● **SOURCE TEXT**:
----------
Friday, July 27, 2007

The peculiar Europe weather

Greece is sweltering at 45 degrees, with forest fire breaking out. Yet 3 hours away (by flight) I am feeling dulan that the summer is NOT here at all raining freaking everyday and temperature being high 10s. Then other parts of England are flooding (like Oxford is completely flooded)



This is the right moment to exclaim,

WAH RAU EH, SIMI SAI!

On other news, I'm going to the Tate Modern today to see Salvador Dali!!

I totally regretted not going to Figueres when I was in Barcelona (at least I was only in BCN for 09 days. Dunno why Mr Tang didn't bother to take the 1.5hr train). But now, the mountain has come to Muhammad!

I'm a happy girl.

Tuesday, July 24, 2007

Guess what came through the post today?

Tell me how to not love a man who knows exactly what it means by

The way to a woman's heart, is through her stomach (even when 6,900 miles away)

Mr Tang, you good, you good.

Anyway, speaking of which, I used the fantastic sambal chilli sauce which he claims "will make us feel like we are back at chomp chomp" (IT DID!) and had a feast on the biggest fish we had seen thus far in London. With a sauce like this, we need to splurge on a real fish right? So, we went to the smelly fish store to buy a FRESH SALTWATER FISH - but I duno what fish it is, the fishmonger's Eastern European accent was too strong.
----------
[Element and region data]
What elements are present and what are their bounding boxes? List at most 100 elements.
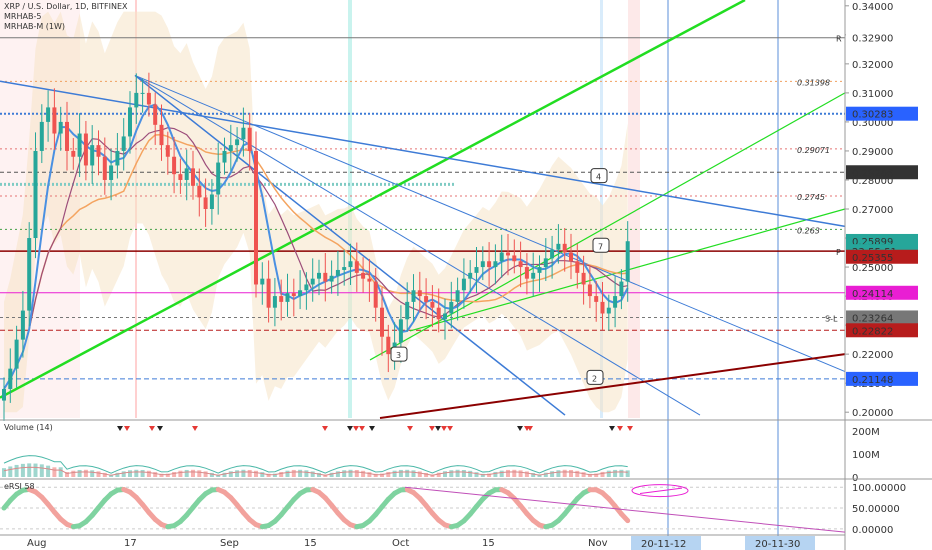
volume-bar-20 (128, 470, 132, 477)
candle-body-66 (417, 290, 422, 297)
candle-body-7 (46, 107, 51, 122)
signal-arrow-8 (359, 426, 365, 431)
volume-tick-1: 100M (852, 450, 880, 461)
volume-bar-40 (254, 470, 258, 477)
volume-title: Volume (14) (4, 423, 53, 432)
candle-body-48 (304, 284, 309, 291)
time-tick-2: Sep (220, 538, 239, 549)
volume-bar-39 (247, 469, 252, 477)
signal-arrow-7 (353, 426, 359, 431)
candle-body-35 (222, 150, 227, 163)
candle-body-51 (323, 272, 328, 282)
time-label-0: 20-11-12 (641, 539, 686, 550)
volume-bar-80 (506, 469, 510, 477)
volume-bar-92 (581, 472, 586, 477)
volume-bar-52 (329, 472, 334, 477)
price-label-bg-1 (846, 106, 918, 121)
volume-bar-5 (33, 463, 38, 477)
candle-body-20 (128, 107, 132, 137)
volume-bar-86 (543, 472, 548, 477)
volume-bar-63 (398, 469, 403, 477)
signal-arrow-12 (435, 426, 441, 431)
candle-body-15 (96, 145, 101, 157)
candle-body-16 (102, 156, 107, 180)
candle-body-92 (581, 272, 586, 285)
candle-body-6 (39, 121, 44, 151)
candle-body-10 (65, 121, 69, 151)
price-label-0: 0.32900 (852, 34, 893, 45)
rsi-highlight-arrow (639, 487, 683, 494)
volume-bar-89 (562, 469, 567, 477)
price-envelope (4, 11, 628, 413)
volume-bar-12 (77, 469, 82, 477)
volume-bar-94 (594, 473, 599, 477)
candle-body-38 (241, 127, 246, 140)
candle-body-88 (556, 243, 561, 250)
volume-bar-21 (134, 469, 139, 477)
volume-bar-76 (480, 473, 485, 477)
candle-body-72 (455, 290, 460, 302)
price-label-9: 0.21148 (852, 375, 893, 386)
volume-bar-13 (83, 469, 88, 477)
volume-bar-77 (487, 473, 492, 477)
blue-trendline-2 (134, 75, 701, 416)
volume-bar-47 (298, 469, 303, 477)
volume-bar-73 (461, 470, 466, 477)
rsi-tick-1: 50.00000 (852, 504, 900, 515)
volume-bar-34 (216, 474, 221, 477)
moving-average-purple (3, 127, 628, 390)
candle-body-97 (613, 296, 618, 308)
candle-body-78 (493, 261, 498, 268)
volume-bar-8 (52, 467, 57, 477)
volume-bar-49 (310, 471, 315, 477)
volume-bar-4 (27, 463, 32, 477)
price-label-3: 0.25899 (852, 237, 893, 248)
highlight-band-right (628, 0, 640, 418)
candle-body-69 (436, 307, 441, 320)
signal-arrow-9 (369, 426, 375, 431)
volume-bar-19 (121, 471, 126, 477)
volume-bar-93 (587, 473, 592, 477)
price-label-bg-6 (846, 285, 918, 300)
volume-bar-66 (417, 471, 422, 477)
rsi-segment-99 (618, 511, 631, 524)
candle-body-9 (58, 121, 63, 134)
candle-body-90 (569, 252, 573, 262)
volume-bar-72 (455, 469, 460, 477)
candle-body-81 (512, 255, 517, 262)
price-tick-9: 0.25000 (852, 263, 893, 274)
volume-bar-44 (279, 471, 284, 477)
candle-body-18 (115, 150, 120, 166)
volume-bar-15 (96, 471, 101, 477)
fib-label-0: 0.31398 (797, 78, 830, 87)
volume-ma-line (3, 455, 628, 474)
volume-bar-60 (380, 473, 384, 477)
candle-body-17 (109, 165, 114, 180)
time-tick-3: 15 (304, 538, 317, 549)
price-label-6: 0.24114 (852, 289, 893, 300)
volume-bar-18 (115, 472, 120, 477)
volume-bar-98 (619, 469, 624, 477)
indicator-label-2: MRHAB-M (1W) (4, 22, 66, 31)
price-tick-6: 0.28000 (852, 176, 893, 187)
green-trendline-main (0, 0, 746, 399)
candle-body-37 (235, 139, 240, 146)
candle-body-87 (550, 249, 555, 259)
volume-bar-35 (222, 472, 227, 477)
volume-bar-45 (285, 470, 290, 477)
price-label-7: 0.23264 (852, 313, 893, 324)
candle-body-43 (272, 296, 277, 308)
volume-bar-41 (260, 472, 265, 477)
candle-body-22 (140, 92, 145, 94)
candle-body-11 (71, 150, 76, 157)
signal-arrow-18 (609, 426, 615, 431)
candle-body-83 (524, 267, 529, 279)
wave-label-1: 7 (598, 242, 603, 251)
signal-arrow-5 (322, 426, 328, 431)
candle-body-40 (254, 150, 258, 285)
volume-tick-0: 200M (852, 427, 880, 438)
candle-body-41 (260, 278, 265, 285)
volume-bar-17 (109, 474, 114, 477)
volume-bar-14 (90, 470, 95, 477)
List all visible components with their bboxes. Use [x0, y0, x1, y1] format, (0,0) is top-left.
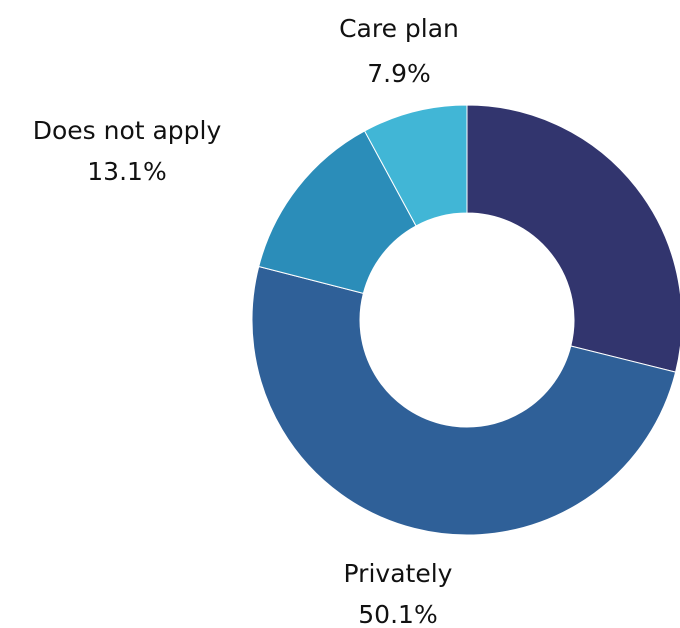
slice-privately: [251, 265, 677, 536]
slice-unlabeled: [466, 104, 680, 373]
label-care-plan: Care plan: [339, 14, 459, 43]
slices: [251, 104, 680, 536]
slice-care-plan: [363, 104, 468, 227]
value-does-not-apply: 13.1%: [87, 157, 166, 186]
value-care-plan: 7.9%: [367, 59, 431, 88]
value-privately: 50.1%: [358, 600, 437, 628]
label-does-not-apply: Does not apply: [33, 116, 222, 145]
label-privately: Privately: [344, 559, 453, 588]
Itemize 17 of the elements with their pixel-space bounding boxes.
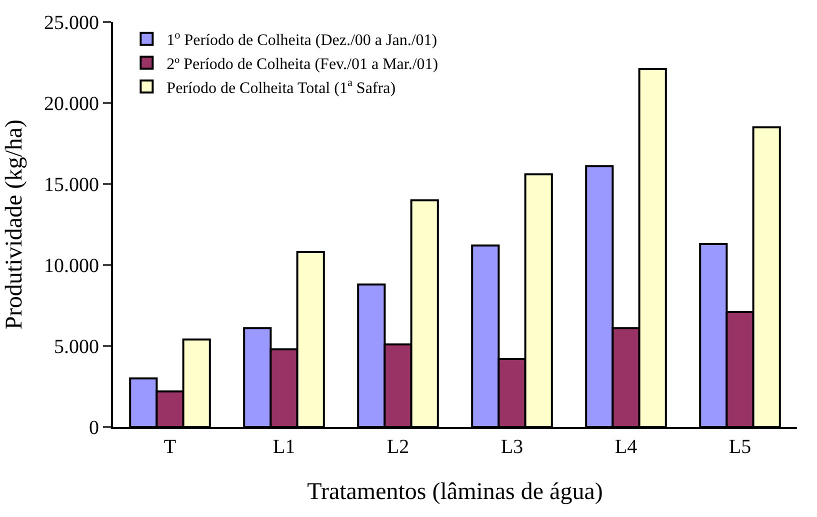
x-tick-label: L3 [500,436,524,458]
y-axis-title: Produtividade (kg/ha) [2,120,28,330]
y-tick-label: 10.000 [44,255,99,277]
y-tick-label: 20.000 [44,93,99,115]
x-axis-title: Tratamentos (lâminas de água) [307,478,603,505]
x-tick-label: L2 [386,436,410,458]
x-tick-label: L5 [728,436,752,458]
y-tick-label: 0 [89,417,99,439]
x-tick-label: L1 [272,436,296,458]
y-tick-label: 25.000 [44,12,99,34]
legend-label: 1$^{o}$ Período de Colheita (Dez./00 a Jan./01) [166,29,438,50]
x-tick-label: L4 [614,436,638,458]
y-tick-label: 5.000 [54,336,99,358]
legend-label: Período de Colheita Total (1$^{a}$ Safra) [166,77,396,97]
legend-label: 2º Período de Colheita (Fev./01 a Mar./01) [166,56,438,73]
x-tick-label: T [164,436,176,458]
y-tick-label: 15.000 [44,174,99,196]
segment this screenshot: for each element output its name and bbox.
----------
● **PROMPT 1**: In the blog post, rewrite the passage that begins at "I'm a happy" and ends after "good, you good.", swapping "stomach" for "belly".
● **PROMPT 2**: According to the blog post, why doesn't the writer know what kind of fish was bought at the fish store?
The data has nothing to do with this.

● **EXPECTED ANSWER 1**:
I'm a happy girl.

Tuesday, July 24, 2007

Guess what came through the post today?

Tell me how to not love a man who knows exactly what it means by

The way to a woman's heart, is through her belly (even when 6,900 miles away)

Mr Tang, you good, you good.

● **EXPECTED ANSWER 2**: The fishmonger's Eastern European accent was too strong for the writer to make out what fish it was.